SUPPLIED TEXT:
╭──
FIRST AMENDMENT TO LEASE
(CYPRESS POINT BUSINESS PARK)
(8120 Nations Way)
     THIS FIRST AMENDMENT TO LEASE is entered into this 30 day of September, 2003, by and between HGL PROPERTIES L.P., LTD., a Florida limited partnership (“Landlord”), and ALLIANCE MORTGAGE COMPANY, a Florida corporation (“Tenant”). All terms not otherwise defined herein shall have the meaning assigned to them in the “Lease” (defined below).
W I T N E S S E T H
     WHEREAS, Tenant and Landlord entered into that certain Lease Agreement dated April 14, 1999 (the “Lease”), for the premises described therein and located at 8120 Nations Way, Jacksonville, Florida 32256 (the “Leased Premises”); and
     WHEREAS, affiliates of Landlord and Tenant have this date entered into a lease for space to be constructed at 8200 Nations Way (the “8200 Lease”) and, as an inducement to enter into the 8200 Lease, Landlord and Tenant have agreed to amend this Lease to extend the term upon the terms and conditions set forth below.
     NOW THEREFORE, in consideration of the mutual promises and covenants contained herein and in the Lease, Landlord and Tenant hereby agree as follows:
     1. The recitals set forth above are hereby incorporated herein as if again set forth in their entirety.
     2. Effective the date hereof, Landlord and Tenant agree that the Lease is hereby amended as follows:
     (a) Tenant hereby exercises the first renewal term to extend the Lease as provided therein so as to make the expiration of the term of the Lease coterminous with the later to occur of June 31, 2011 or the expiration of the initial term of the 8200 Lease. Base Monthly Rent shall be as set forth on Exhibit A attached hereto and made a part hereof. Landlord grants to Tenant two (2) options to renew the Lease for an additional five (5) year term on the terms set forth on Exhibit A. All other options to renew, if any, contained in the Lease are hereby terminated.
     3. Except as specifically modified and amended herein, all of the terms, provisions, covenants, and conditions of the Lease shall remain unmodified and in full force and effect as written.
╰──
AIM A: From the lease amendment, set down everything from "W I T N E S" down to "set forth below.".

RAW DATA:
╭──
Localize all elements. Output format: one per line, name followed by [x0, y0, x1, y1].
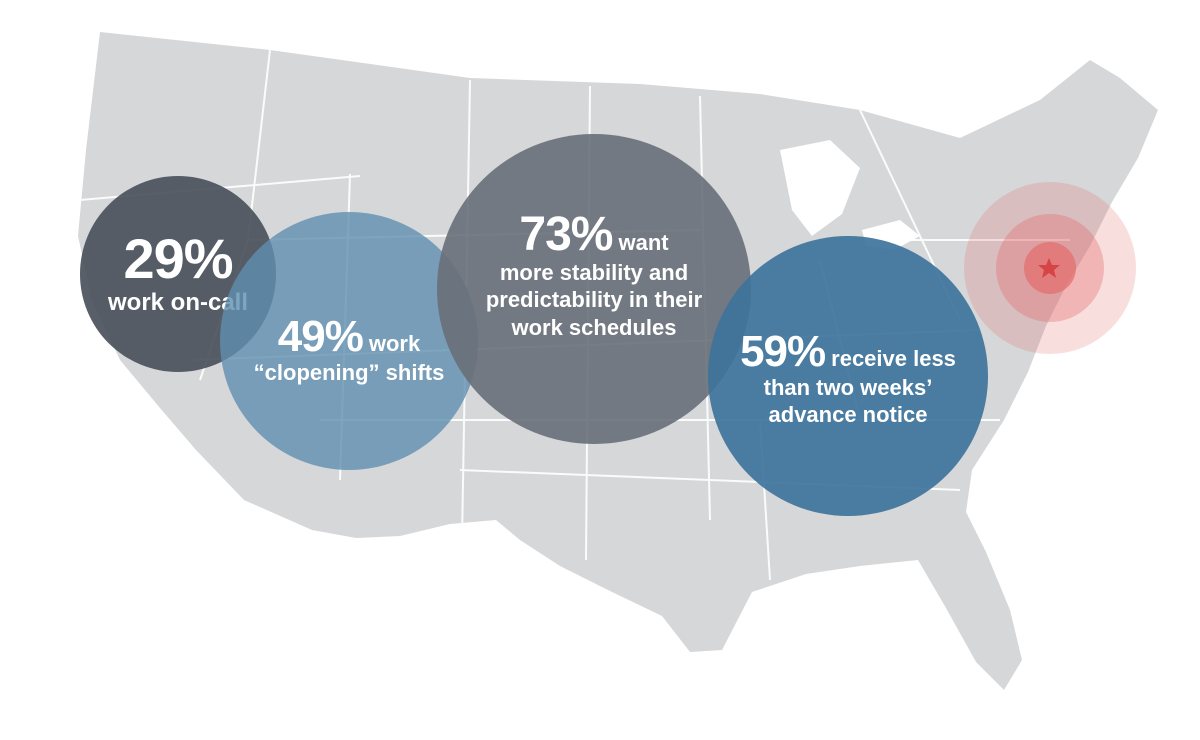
clopening-label-2: “clopening” shifts — [253, 360, 445, 386]
stability-label-3: predictability in their — [485, 287, 703, 313]
stability-label-4: work schedules — [511, 314, 677, 340]
clopening-percent: 49% — [277, 312, 364, 362]
stability-label-2: more stability and — [499, 259, 689, 285]
star-icon — [1038, 258, 1060, 278]
notice-label-3: advance notice — [768, 402, 928, 427]
on-call-percent: 29% — [123, 227, 233, 290]
stability-label-1: want — [618, 229, 669, 255]
stability-percent: 73% — [519, 207, 613, 261]
stat-circle-clopening: 49% work “clopening” shifts — [220, 212, 478, 470]
target-marker — [964, 182, 1136, 354]
notice-label-1: receive less — [831, 345, 956, 371]
notice-percent: 59% — [740, 326, 826, 376]
great-lakes — [780, 140, 920, 250]
stat-circle-stability: 73% want more stability and predictabili… — [437, 134, 751, 444]
clopening-label-1: work — [368, 331, 421, 357]
stat-circle-notice: 59% receive less than two weeks’ advance… — [708, 236, 988, 516]
notice-label-2: than two weeks’ — [763, 374, 933, 400]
╰──
AIM B: Rewrite the lines of the records above as a JSON list of strings, one string per line and no blank lines, and leave the pictures out.

RESULT A:
W I T N E S S E T H
     WHEREAS, Tenant and Landlord entered into that certain Lease Agreement dated April 14, 1999 (the “Lease”), for the premises described therein and located at 8120 Nations Way, Jacksonville, Florida 32256 (the “Leased Premises”); and
     WHEREAS, affiliates of Landlord and Tenant have this date entered into a lease for space to be constructed at 8200 Nations Way (the “8200 Lease”) and, as an inducement to enter into the 8200 Lease, Landlord and Tenant have agreed to amend this Lease to extend the term upon the terms and conditions set forth below.

RESULT B:
[
  "Localize all elements. Output format: one per line, name followed by [x0, y0, x1, y1].",
  "clopening-label-2: “clopening” shifts — [253, 360, 445, 386]",
  "stability-label-3: predictability in their — [485, 287, 703, 313]",
  "stability-label-4: work schedules — [511, 314, 677, 340]",
  "clopening-percent: 49% — [277, 312, 364, 362]",
  "stability-label-2: more stability and — [499, 259, 689, 285]",
  "star-icon — [1038, 258, 1060, 278]",
  "notice-label-3: advance notice — [768, 402, 928, 427]",
  "on-call-percent: 29% — [123, 227, 233, 290]",
  "stability-label-1: want — [618, 229, 669, 255]",
  "stability-percent: 73% — [519, 207, 613, 261]",
  "stat-circle-clopening: 49% work “clopening” shifts — [220, 212, 478, 470]",
  "target-marker — [964, 182, 1136, 354]",
  "notice-label-1: receive less — [831, 345, 956, 371]",
  "notice-percent: 59% — [740, 326, 826, 376]",
  "great-lakes — [780, 140, 920, 250]",
  "stat-circle-stability: 73% want more stability and predictabili… — [437, 134, 751, 444]",
  "clopening-label-1: work — [368, 331, 421, 357]",
  "stat-circle-notice: 59% receive less than two weeks’ advance… — [708, 236, 988, 516]",
  "notice-label-2: than two weeks’ — [763, 374, 933, 400]"
]